- **DATA PROVIDED**:

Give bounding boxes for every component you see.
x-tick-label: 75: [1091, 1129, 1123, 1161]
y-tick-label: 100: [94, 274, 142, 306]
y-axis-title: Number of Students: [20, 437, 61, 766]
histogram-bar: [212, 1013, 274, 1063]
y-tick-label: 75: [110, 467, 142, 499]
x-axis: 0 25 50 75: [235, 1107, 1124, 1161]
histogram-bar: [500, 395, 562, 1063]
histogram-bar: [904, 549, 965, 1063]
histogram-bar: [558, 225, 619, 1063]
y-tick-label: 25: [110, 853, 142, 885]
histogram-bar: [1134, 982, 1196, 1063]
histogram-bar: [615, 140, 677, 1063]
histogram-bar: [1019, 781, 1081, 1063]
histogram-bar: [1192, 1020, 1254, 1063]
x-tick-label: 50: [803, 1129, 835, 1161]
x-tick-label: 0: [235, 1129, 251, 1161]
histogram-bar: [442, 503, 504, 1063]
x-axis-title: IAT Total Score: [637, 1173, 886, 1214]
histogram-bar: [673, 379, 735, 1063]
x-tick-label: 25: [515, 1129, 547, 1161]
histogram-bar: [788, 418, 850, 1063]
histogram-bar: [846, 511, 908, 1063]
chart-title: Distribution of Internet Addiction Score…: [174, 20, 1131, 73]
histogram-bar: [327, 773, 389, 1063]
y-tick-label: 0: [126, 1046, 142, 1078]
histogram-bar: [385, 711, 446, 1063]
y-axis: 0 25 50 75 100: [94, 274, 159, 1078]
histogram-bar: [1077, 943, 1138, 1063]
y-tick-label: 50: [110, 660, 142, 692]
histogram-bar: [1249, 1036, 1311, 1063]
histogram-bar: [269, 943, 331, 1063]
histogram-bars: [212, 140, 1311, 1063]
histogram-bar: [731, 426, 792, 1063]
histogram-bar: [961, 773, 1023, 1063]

- **INSTRUCTION**:
Please list every line in the entries above that contains the string "axis", with case counting, and give each matching line in full.

- **EXPECTED ANSWER**:
y-axis-title: Number of Students: [20, 437, 61, 766]
x-axis: 0 25 50 75: [235, 1107, 1124, 1161]
x-axis-title: IAT Total Score: [637, 1173, 886, 1214]
y-axis: 0 25 50 75 100: [94, 274, 159, 1078]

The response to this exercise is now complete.